[Figure collection entries]
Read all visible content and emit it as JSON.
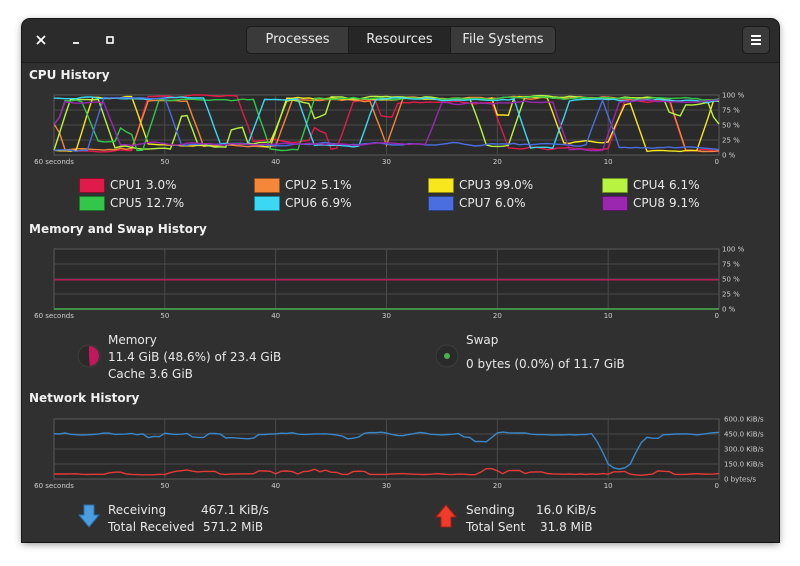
{
  "window": {
    "controls": {
      "close": "×",
      "minimize": "–",
      "maximize": "□"
    },
    "tabs": [
      {
        "label": "Processes",
        "active": false
      },
      {
        "label": "Resources",
        "active": true
      },
      {
        "label": "File Systems",
        "active": false
      }
    ]
  },
  "cpu": {
    "title": "CPU History",
    "y_ticks": [
      "100 %",
      "75 %",
      "50 %",
      "25 %",
      "0 %"
    ],
    "x_ticks": [
      "60 seconds",
      "50",
      "40",
      "30",
      "20",
      "10",
      "0"
    ],
    "cores": [
      {
        "label": "CPU1",
        "value": "3.0%",
        "color": "#e01b4b"
      },
      {
        "label": "CPU2",
        "value": "5.1%",
        "color": "#f5873a"
      },
      {
        "label": "CPU3",
        "value": "99.0%",
        "color": "#f8e71c"
      },
      {
        "label": "CPU4",
        "value": "6.1%",
        "color": "#b8f342"
      },
      {
        "label": "CPU5",
        "value": "12.7%",
        "color": "#33c749"
      },
      {
        "label": "CPU6",
        "value": "6.9%",
        "color": "#3cd7f5"
      },
      {
        "label": "CPU7",
        "value": "6.0%",
        "color": "#4a6edf"
      },
      {
        "label": "CPU8",
        "value": "9.1%",
        "color": "#9b27b0"
      }
    ]
  },
  "memory": {
    "title": "Memory and Swap History",
    "y_ticks": [
      "100 %",
      "75 %",
      "50 %",
      "25 %",
      "0 %"
    ],
    "x_ticks": [
      "60 seconds",
      "50",
      "40",
      "30",
      "20",
      "10",
      "0"
    ],
    "memory_label": "Memory",
    "memory_usage": "11.4 GiB (48.6%) of 23.4 GiB",
    "memory_percent": 48.6,
    "cache": "Cache 3.6 GiB",
    "memory_color": "#c2185b",
    "swap_label": "Swap",
    "swap_usage": "0 bytes (0.0%) of 11.7 GiB",
    "swap_percent": 0.0,
    "swap_color": "#4caf50"
  },
  "network": {
    "title": "Network History",
    "y_ticks": [
      "600.0 KiB/s",
      "450.0 KiB/s",
      "300.0 KiB/s",
      "150.0 KiB/s",
      "0 bytes/s"
    ],
    "x_ticks": [
      "60 seconds",
      "50",
      "40",
      "30",
      "20",
      "10",
      "0"
    ],
    "receiving_label": "Receiving",
    "receiving_value": "467.1 KiB/s",
    "total_received_label": "Total Received",
    "total_received_value": "571.2 MiB",
    "sending_label": "Sending",
    "sending_value": "16.0 KiB/s",
    "total_sent_label": "Total Sent",
    "total_sent_value": "31.8 MiB",
    "receiving_color": "#3a86c8",
    "sending_color": "#e53935"
  }
}
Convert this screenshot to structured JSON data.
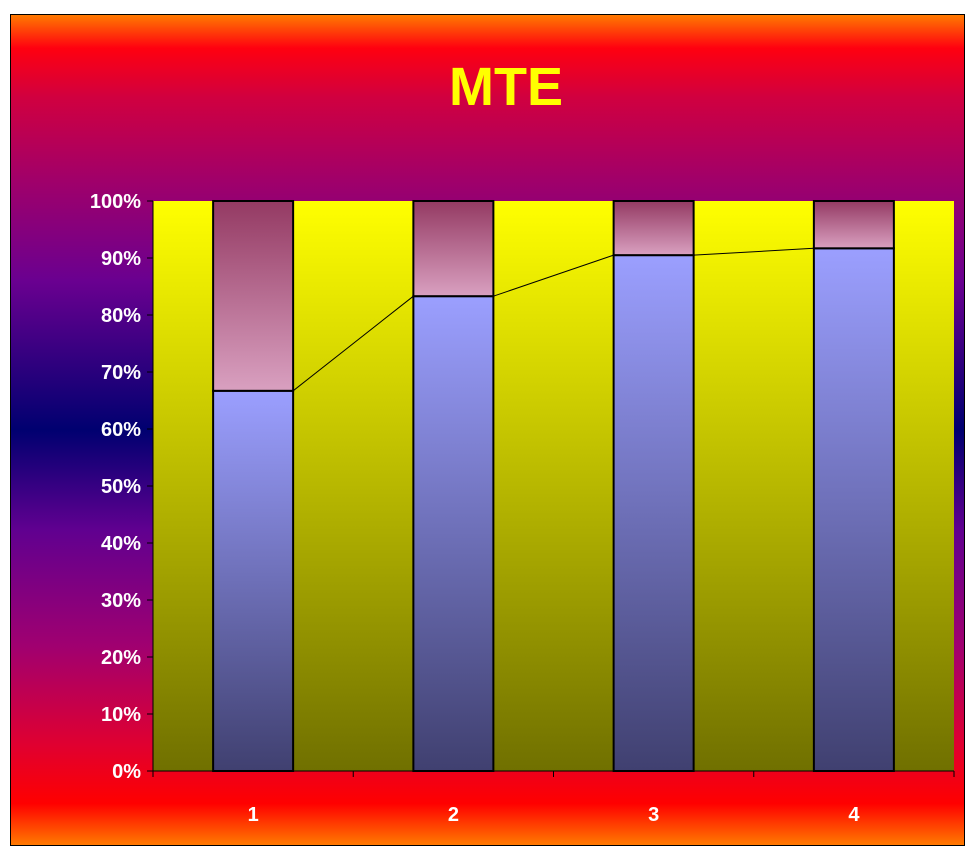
{
  "chart_data": {
    "type": "bar",
    "stacked": true,
    "percent_stacked": true,
    "title": "MTE",
    "categories": [
      "1",
      "2",
      "3",
      "4"
    ],
    "series": [
      {
        "values": [
          66.7,
          83.3,
          90.5,
          91.7
        ]
      },
      {
        "values": [
          33.3,
          16.7,
          9.5,
          8.3
        ]
      }
    ],
    "line_overlay": [
      66.7,
      83.3,
      90.5,
      91.7
    ],
    "ylim": [
      0,
      100
    ],
    "yticks": [
      "0%",
      "10%",
      "20%",
      "30%",
      "40%",
      "50%",
      "60%",
      "70%",
      "80%",
      "90%",
      "100%"
    ],
    "grid": false,
    "legend": "none"
  },
  "colors": {
    "title": "#ffff00",
    "tick_text": "#ffffff",
    "plot_top": "#ffff00",
    "plot_bottom": "#707000",
    "lower_bar_top": "#9b9fff",
    "lower_bar_bottom": "#404070",
    "upper_bar_top": "#943a63",
    "upper_bar_bottom": "#d9a0c0"
  }
}
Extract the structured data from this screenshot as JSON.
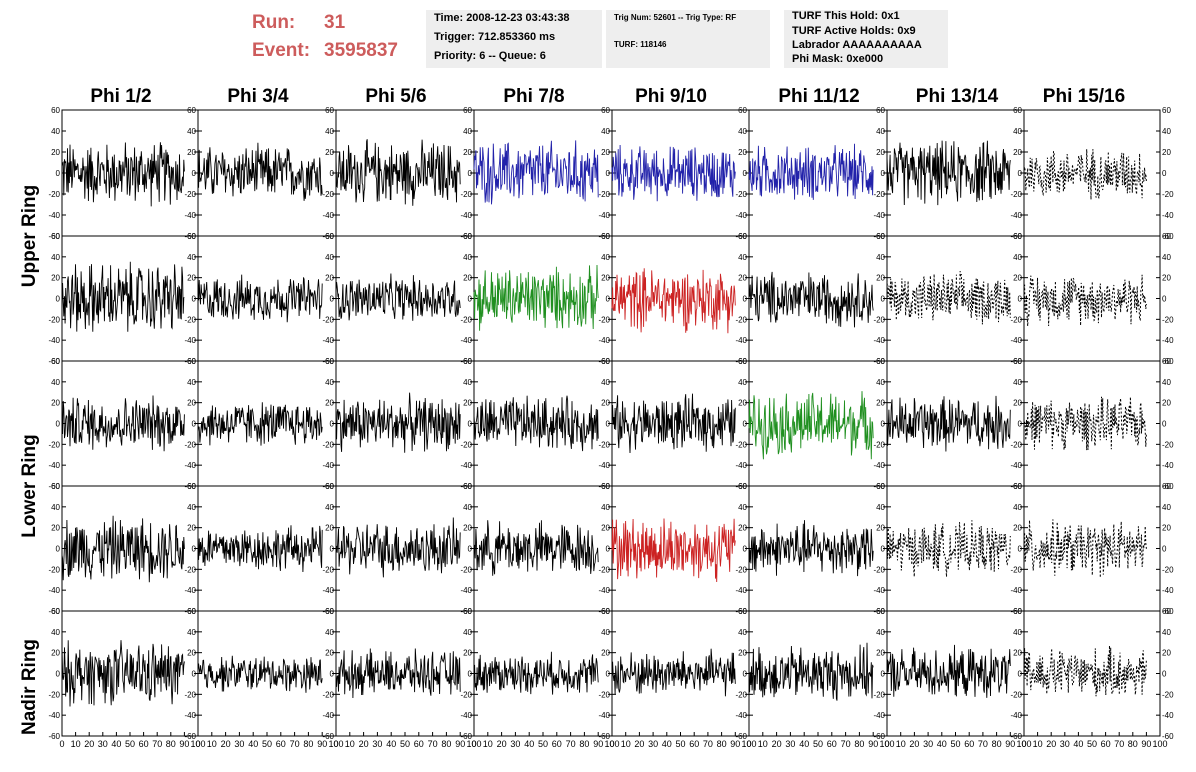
{
  "header": {
    "run_label": "Run:",
    "run_value": "31",
    "event_label": "Event:",
    "event_value": "3595837",
    "time": "Time: 2008-12-23 03:43:38",
    "trigger": "Trigger: 712.853360 ms",
    "priority": "Priority: 6 -- Queue: 6",
    "trig_num": "Trig Num: 52601 -- Trig Type: RF",
    "turf": "TURF: 118146",
    "turf_this_hold": "TURF This Hold: 0x1",
    "turf_active_holds": "TURF Active Holds: 0x9",
    "labrador": "Labrador AAAAAAAAAA",
    "phi_mask": "Phi Mask: 0xe000"
  },
  "columns": [
    "Phi 1/2",
    "Phi 3/4",
    "Phi 5/6",
    "Phi 7/8",
    "Phi 9/10",
    "Phi 11/12",
    "Phi 13/14",
    "Phi 15/16"
  ],
  "row_labels": [
    "Upper Ring",
    "Lower Ring",
    "Nadir Ring"
  ],
  "chart_data": {
    "type": "line",
    "ylim": [
      -60,
      60
    ],
    "xlim": [
      0,
      100
    ],
    "y_ticks": [
      "60",
      "40",
      "20",
      "0",
      "-20",
      "-40",
      "-60"
    ],
    "x_ticks": [
      "0",
      "10",
      "20",
      "30",
      "40",
      "50",
      "60",
      "70",
      "80",
      "90",
      "100"
    ],
    "colors": {
      "black": "#000000",
      "blue": "#2222aa",
      "green": "#1f8f1f",
      "red": "#cc2222"
    },
    "panels": [
      [
        "black",
        "black",
        "black",
        "blue",
        "blue",
        "blue",
        "black",
        "black-dashed"
      ],
      [
        "black",
        "black",
        "black",
        "green",
        "red",
        "black",
        "black-dashed",
        "black-dashed"
      ],
      [
        "black",
        "black",
        "black",
        "black",
        "black",
        "green",
        "black",
        "black-dashed"
      ],
      [
        "black",
        "black",
        "black",
        "black",
        "red",
        "black",
        "black-dashed",
        "black-dashed"
      ],
      [
        "black",
        "black",
        "black",
        "black",
        "black",
        "black",
        "black",
        "black-dashed"
      ]
    ],
    "panel_amplitude": [
      [
        35,
        30,
        35,
        35,
        30,
        30,
        35,
        28
      ],
      [
        40,
        25,
        25,
        35,
        35,
        30,
        28,
        28
      ],
      [
        30,
        25,
        30,
        30,
        30,
        35,
        30,
        28
      ],
      [
        35,
        25,
        30,
        30,
        35,
        30,
        28,
        30
      ],
      [
        35,
        20,
        25,
        22,
        25,
        30,
        28,
        28
      ]
    ]
  }
}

#### Request
In the listing above, locate each line with "title" and copy it.

#### Output for this task
    "title": "CPU History",
    "title": "Memory and Swap History",
    "title": "Network History",
    "title": "MTE",
    "title": "#ffff00",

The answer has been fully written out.